Цитируемый текст:

○ ○ ○ ○ ○

Единственная сфера, позволявшая передать положение в обществе потомству, — богатство. В настоящее время стало общепризнанным фактом, что воззрения на богатство, бытовавшие в древних обществах, значительно отличались от современных. Помимо утилитарного, оно имело сакральное и престижное значение. По мнению Гуревича, в варварских обществах престижное значение даже превосходило утилитарное. Роль авторитета богатства в укреплении княжеской власти в Древней Руси была показаны В.И. Горемыкиной и И.Я. Фрояновым. Сакральность его прослеживается в самом термине, этимологически связанном со словом «бог». Таким образом ясно, что материальное благосостояние являлось одним из определяющих факторов социализации.

Лучше всего показано место, которое имело богатство в жизни средневекового человека, в «Слове» Даниила Заточника: «Зане, господине, богат муж везде знаем есть, и на чюжей стране друзи держит, а убогъ во своей ненавидим ходит. Богат возглаголет — вси молчат и вознесут слово его до облакъ, А убогий возглаголеть — вси нань кликнут. Иже ризы светлы, тех речь честна». Как видим, помимо жалоб на бытовые неудобства, которые Даниил вынужден терпеть из-за бедности, он сетует еще и на неуважение, отсутствие престижа. Весьма неприятно есть сухой хлеб, пить теплую воду на ветру, спать под дождем на холоде, прикрываясь лишь тряпицей, но еще обидней не получать заслуженного по уму и начитанности почтения от окружающих и видеть, как возносят «до облакъ богата несмысленна», подобного шелковой подушке, набитой соломой.

○ ○ ○ ○ ○

Хранимые записи из коллекции

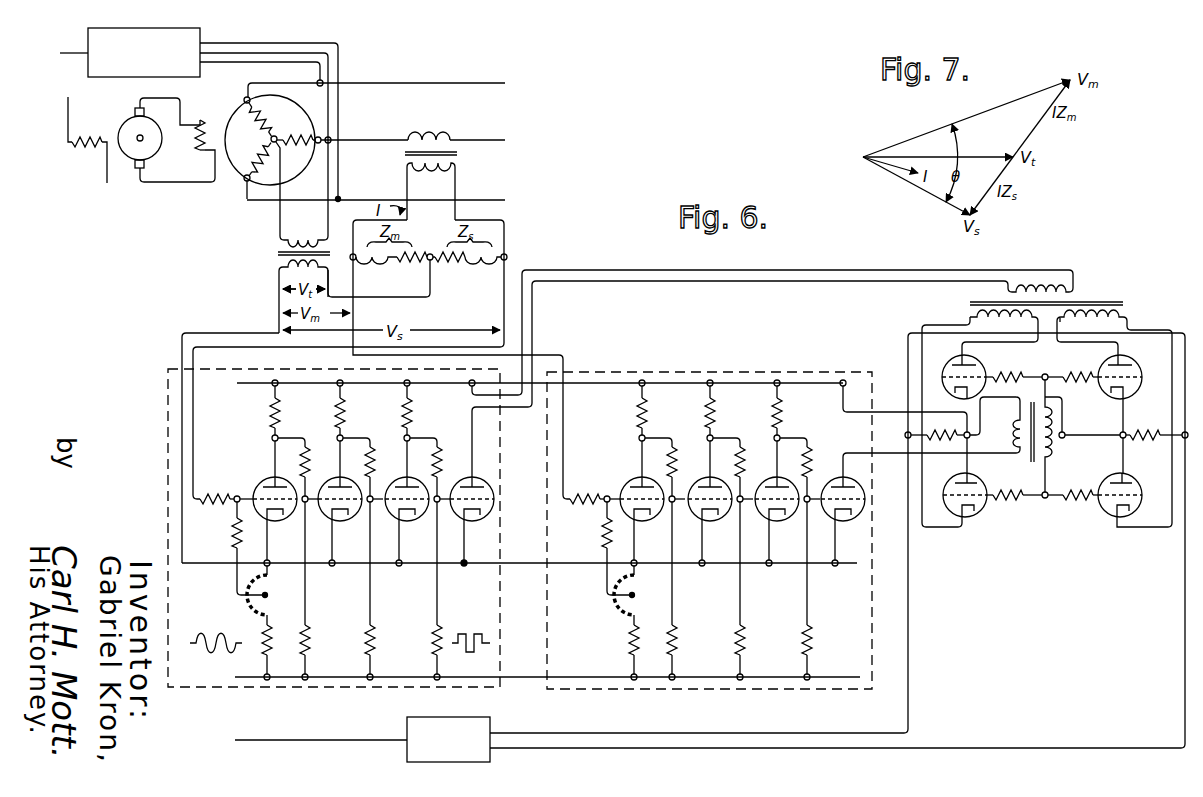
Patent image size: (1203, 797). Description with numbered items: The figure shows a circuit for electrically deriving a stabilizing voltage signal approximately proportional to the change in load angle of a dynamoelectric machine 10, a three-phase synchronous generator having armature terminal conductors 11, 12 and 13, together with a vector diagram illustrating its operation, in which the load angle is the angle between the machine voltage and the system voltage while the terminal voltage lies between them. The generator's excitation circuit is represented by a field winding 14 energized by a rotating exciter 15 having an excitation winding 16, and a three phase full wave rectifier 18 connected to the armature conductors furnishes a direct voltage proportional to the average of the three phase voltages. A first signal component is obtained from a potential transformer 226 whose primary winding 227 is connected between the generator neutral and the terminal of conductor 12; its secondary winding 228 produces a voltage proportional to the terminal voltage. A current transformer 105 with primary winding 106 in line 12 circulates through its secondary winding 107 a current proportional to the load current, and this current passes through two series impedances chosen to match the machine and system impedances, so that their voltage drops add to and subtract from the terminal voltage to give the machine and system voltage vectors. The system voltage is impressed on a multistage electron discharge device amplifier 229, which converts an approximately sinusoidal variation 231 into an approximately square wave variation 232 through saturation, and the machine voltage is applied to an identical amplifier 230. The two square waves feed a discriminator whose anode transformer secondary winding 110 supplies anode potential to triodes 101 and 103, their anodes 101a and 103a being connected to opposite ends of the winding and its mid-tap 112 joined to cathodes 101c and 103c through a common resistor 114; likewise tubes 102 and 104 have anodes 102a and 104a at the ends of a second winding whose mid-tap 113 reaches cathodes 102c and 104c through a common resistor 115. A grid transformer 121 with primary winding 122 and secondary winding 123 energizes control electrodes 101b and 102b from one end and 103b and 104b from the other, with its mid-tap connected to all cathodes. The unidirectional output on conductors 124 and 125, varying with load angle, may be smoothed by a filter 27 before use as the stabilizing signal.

The three phase full wave rectifier 18 is at (153, 28).
The excitation winding 16 is at (90, 130).
The rotating exciter 15 is at (160, 153).
The field winding 14 is at (203, 126).
The dynamoelectric machine 10 is at (291, 179).
The armature terminal conductor 11 is at (490, 86).
The armature terminal conductor 12 is at (480, 141).
The armature terminal conductor 13 is at (473, 201).
The primary winding 106 is at (428, 136).
The current transformer 105 is at (460, 156).
The secondary winding 107 is at (427, 174).
The primary winding 227 is at (298, 233).
The potential transformer 226 is at (276, 253).
The secondary winding 228 is at (276, 271).
The electron discharge device amplifier 229 is at (168, 369).
The amplifier 230 is at (676, 372).
The sinusoidal variation 231 is at (229, 620).
The square wave variation 232 is at (478, 621).
The secondary winding 110 is at (975, 316).
The mid-tap 112 is at (1001, 325).
The mid-tap 113 is at (1080, 324).
The triode 101 is at (973, 375).
The anode 101a is at (976, 367).
The control electrode 101b is at (958, 366).
The cathode 101c is at (956, 392).
The triode electron discharge device 102 is at (1126, 374).
The anode 102a is at (1130, 367).
The control electrode 102b is at (1110, 370).
The cathode 102c is at (1114, 398).
The triode 103 is at (979, 498).
The anode 103a is at (970, 516).
The control electrode 103b is at (975, 485).
The cathode 103c is at (957, 480).
The triode electron discharge device 104 is at (1118, 499).
The anode 104a is at (1120, 518).
The control electrode 104b is at (1110, 486).
The cathode 104c is at (1128, 484).
The common resistor 114 is at (925, 432).
The common resistor 115 is at (1148, 431).
The grid transformer 121 is at (1028, 406).
The primary winding 122 is at (1013, 432).
The secondary winding 123 is at (1052, 452).
The filter 27 is at (455, 710).
The conductor 124 is at (527, 729).
The conductor 125 is at (524, 755).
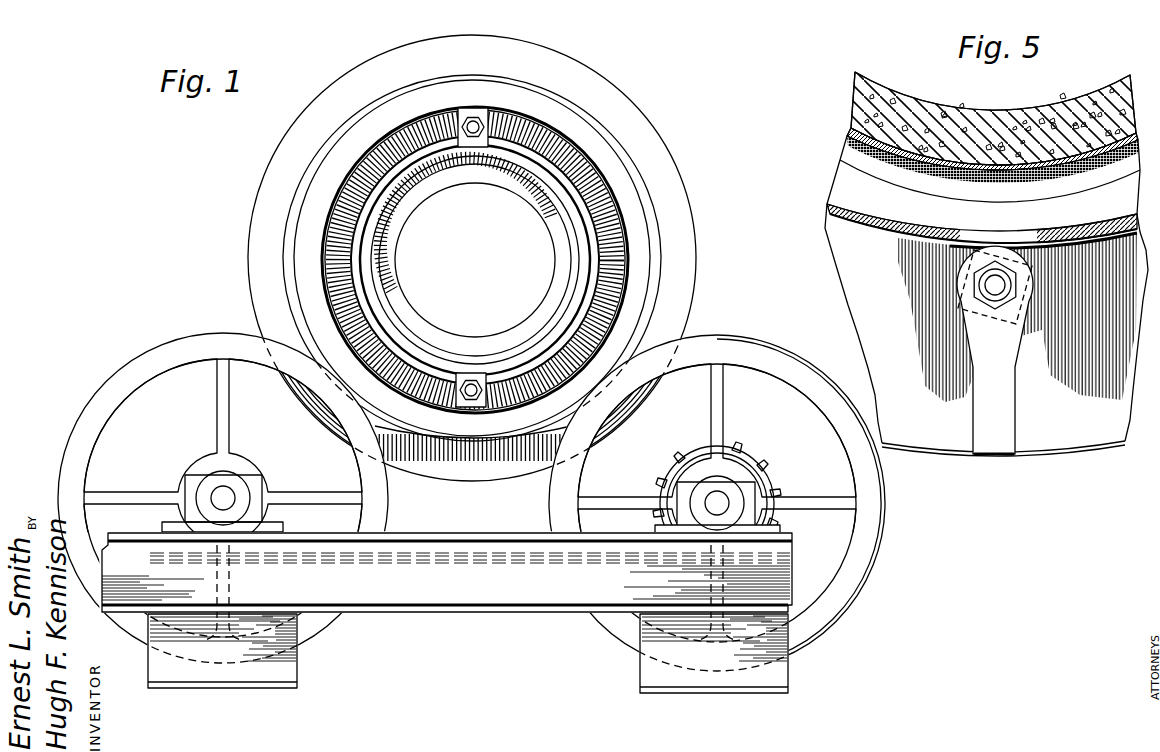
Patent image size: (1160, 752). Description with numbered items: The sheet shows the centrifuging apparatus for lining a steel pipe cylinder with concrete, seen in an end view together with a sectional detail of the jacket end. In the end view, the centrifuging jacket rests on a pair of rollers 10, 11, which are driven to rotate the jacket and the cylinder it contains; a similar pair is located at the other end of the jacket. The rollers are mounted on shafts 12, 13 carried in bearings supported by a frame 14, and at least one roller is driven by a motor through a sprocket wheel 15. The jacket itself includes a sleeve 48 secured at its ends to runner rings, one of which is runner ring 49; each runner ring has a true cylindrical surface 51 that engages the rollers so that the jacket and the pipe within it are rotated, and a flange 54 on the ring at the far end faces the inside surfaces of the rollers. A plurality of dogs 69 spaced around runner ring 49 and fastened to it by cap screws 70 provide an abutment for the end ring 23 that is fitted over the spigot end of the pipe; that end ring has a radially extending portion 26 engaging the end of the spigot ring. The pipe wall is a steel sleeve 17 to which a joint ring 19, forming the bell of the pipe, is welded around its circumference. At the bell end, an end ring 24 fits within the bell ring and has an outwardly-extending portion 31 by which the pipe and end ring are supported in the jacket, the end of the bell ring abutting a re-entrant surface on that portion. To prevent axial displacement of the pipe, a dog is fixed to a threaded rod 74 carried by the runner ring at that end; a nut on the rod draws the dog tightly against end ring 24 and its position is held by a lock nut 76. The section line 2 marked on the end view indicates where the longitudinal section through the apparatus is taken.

In FIG. 1, the carriage wheel 10 is at (768, 327).
In FIG. 1, the carriage wheel 11 is at (155, 356).
In FIG. 1, the wheel axle hub 12 is at (722, 498).
In FIG. 1, the wheel axle hub 13 is at (230, 492).
In FIG. 1, the rail 14 is at (488, 598).
In FIG. 1, the sprocket gear 15 is at (745, 447).
In FIG. 5, the abrasive segment 17 is at (852, 112).
In FIG. 5, the cement layer 19 is at (850, 135).
In FIG. 1, the hub ring 23 is at (562, 222).
In FIG. 5, the wheel ring 24 is at (828, 193).
In FIG. 1, the hub bore ring 26 is at (558, 259).
In FIG. 5, the groove 31 is at (848, 184).
In FIG. 5, the wheel body 48 is at (881, 237).
In FIG. 1, the mounting ring 49 is at (523, 102).
In FIG. 1, the grinding wheel 51 is at (282, 250).
In FIG. 5, the rim 54 is at (935, 448).
In FIG. 1, the clamp block 69 is at (479, 108).
In FIG. 1, the clamp nut 70 is at (468, 122).
In FIG. 5, the bolt 74 is at (998, 300).
In FIG. 5, the clamp lug 76 is at (991, 447).
In FIG. 1, the section line 2- 2 is at (500, 312).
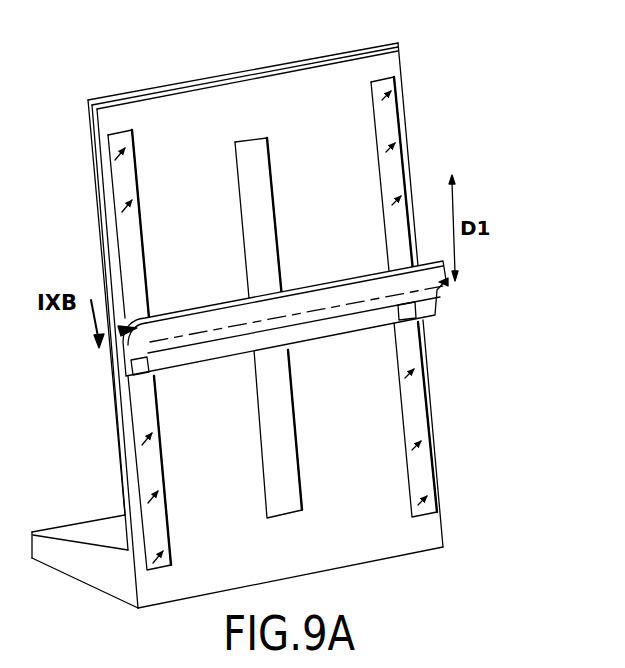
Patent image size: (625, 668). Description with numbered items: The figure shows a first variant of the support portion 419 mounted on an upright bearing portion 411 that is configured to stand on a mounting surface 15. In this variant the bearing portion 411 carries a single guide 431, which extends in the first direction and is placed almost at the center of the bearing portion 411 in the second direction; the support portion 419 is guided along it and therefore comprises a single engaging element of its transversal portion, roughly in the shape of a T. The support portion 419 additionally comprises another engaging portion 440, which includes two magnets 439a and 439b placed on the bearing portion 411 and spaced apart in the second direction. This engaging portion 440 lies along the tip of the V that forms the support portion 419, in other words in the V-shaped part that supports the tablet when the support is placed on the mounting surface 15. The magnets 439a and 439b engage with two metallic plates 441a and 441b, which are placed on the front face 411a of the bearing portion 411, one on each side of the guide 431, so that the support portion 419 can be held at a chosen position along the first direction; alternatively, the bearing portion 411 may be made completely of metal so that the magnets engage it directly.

The bearing portion 411 is at (153, 84).
The front face 411a is at (298, 82).
The mounting surface 15 is at (393, 590).
The metallic plate 441a is at (120, 172).
The metallic plate 441b is at (393, 128).
The guide 431 is at (262, 210).
The support portion 419 is at (334, 314).
The engaging portion 440 is at (201, 354).
The magnet 439a is at (131, 373).
The magnet 439b is at (414, 318).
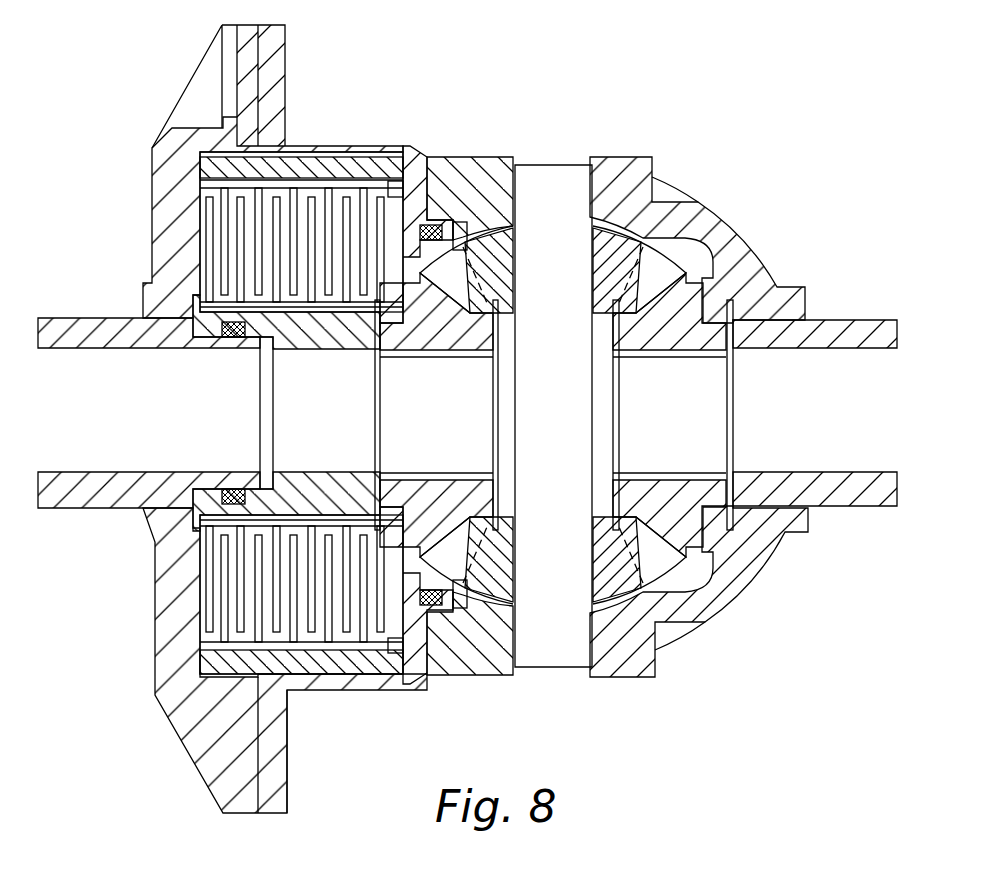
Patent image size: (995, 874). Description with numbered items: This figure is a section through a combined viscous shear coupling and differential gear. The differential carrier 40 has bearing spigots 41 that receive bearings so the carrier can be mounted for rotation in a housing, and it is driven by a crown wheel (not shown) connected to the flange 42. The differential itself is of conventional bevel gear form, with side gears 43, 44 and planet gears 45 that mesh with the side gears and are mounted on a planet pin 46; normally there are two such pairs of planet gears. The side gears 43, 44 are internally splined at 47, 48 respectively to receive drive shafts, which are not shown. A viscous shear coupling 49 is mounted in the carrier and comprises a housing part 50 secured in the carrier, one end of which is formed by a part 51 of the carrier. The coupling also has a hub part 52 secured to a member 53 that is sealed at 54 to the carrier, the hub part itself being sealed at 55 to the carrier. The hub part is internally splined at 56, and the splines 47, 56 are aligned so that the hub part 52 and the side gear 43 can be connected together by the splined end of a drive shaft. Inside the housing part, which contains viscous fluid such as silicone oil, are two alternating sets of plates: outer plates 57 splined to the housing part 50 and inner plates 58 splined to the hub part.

The differential carrier 40 is at (640, 160).
The bearing spigots 41 is at (82, 495).
The flange 42 is at (287, 63).
The side gear 43 is at (463, 497).
The side gear 44 is at (657, 325).
The planet gears 45 is at (505, 280).
The planet pin 46 is at (567, 650).
The internal splines 47 is at (443, 353).
The internal splines 48 is at (672, 350).
The viscous shear coupling 49 is at (385, 160).
The housing part 50 is at (352, 146).
The part of the carrier 51 is at (165, 226).
The hub part 52 is at (267, 368).
The member 53 is at (395, 212).
The seal 54 is at (437, 225).
The seal 55 is at (233, 338).
The internal splines 56 is at (297, 333).
The outer plates 57 is at (207, 195).
The inner plates 58 is at (160, 283).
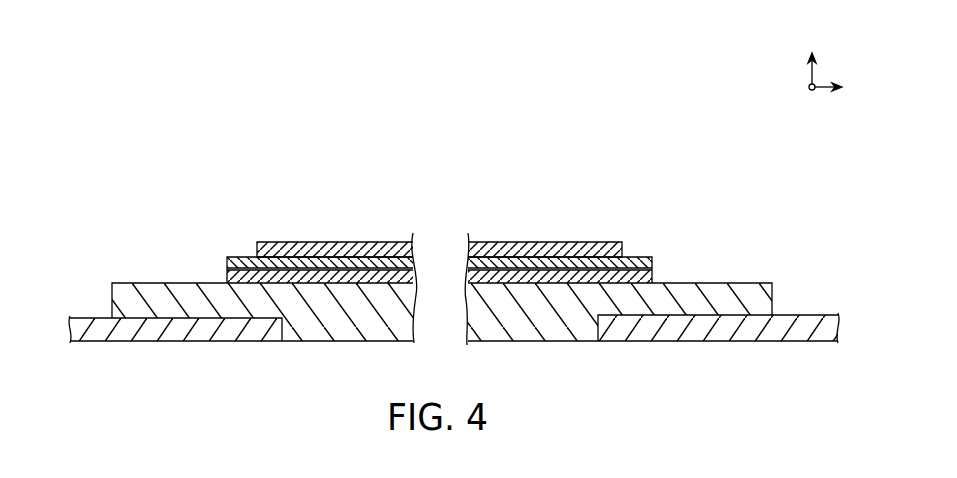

○ ○ ○ ○ ○

Задания:
1: Каких исследователей, чьи мнения или работы приводятся в тексте о богатстве, называет автор?
2: Подхватите текст о богатстве и продолжите его после последнего предложения.
Эти записи никак не связаны с текстом о богатстве.

Ответы:
1: Гуревич; В.И. Горемыкина; И.Я. Фроянов.

2:
Заточник — человек, безусловно, талантливый и, как все талантливые люди, находящийся в конфликте со своим временем. Он понимает разницу между «формой» и «содержанием»: «Нищ бо мудр — аки злато в кальни судни, а богат красенъ и не смыслить — то аки паволочито изголовие, соломы наткано», а его современники, судя по полемическому настрою произведения, — нет. Престижное свойство богатства, по-видимому, проявлялось не только тогда, когда оно находилось в руках высшей знати, но на всех уровнях общественной лестницы. Даже печерские монахи, раздав все имущество бедным, рисковали остаться на старости лет без помощи, а после смерти без погребения. Как, например, Еразм-черноризец, растратив все свое большое состояние на церковную утварь и иконы, «обнища вельми, и небрегом бысть никем-же». Невнимание к телу святого Афанасия Затворника, «иже умеръ и пакы въ другый день оживе», объяснено в «Киево-Печерском патерике» просто: «бе бо убог зело, не имеа ничтоже мира сего, и сего ради небрегомъ бысть; богатым бо всяк тщиться послужити и в животе, и при смерти».

Высокая социальная престижность богатства сочеталась в древнерусском общественном сознании с двойственностью этической оценки. С одной стороны, несмотря на то что христианская система взглядов однозначно отдает приоритет бедности перед богатством, осуждения обеспеченного существования самого по себе в древнерусском общественном сознании незаметно. Скорее наоборот, церковь указывает богатым приемлемые формы существования без значительных материальных потерь и в ладу со своею совестью. Для этого необходимо творить милостыню, кормить и защищать убогих, поддерживать церковь. По таким правилам советуют жить «Наказание богатым» в Изборнике 1076 г., «Поучение» Владимира Мономаха и ряд других произведений.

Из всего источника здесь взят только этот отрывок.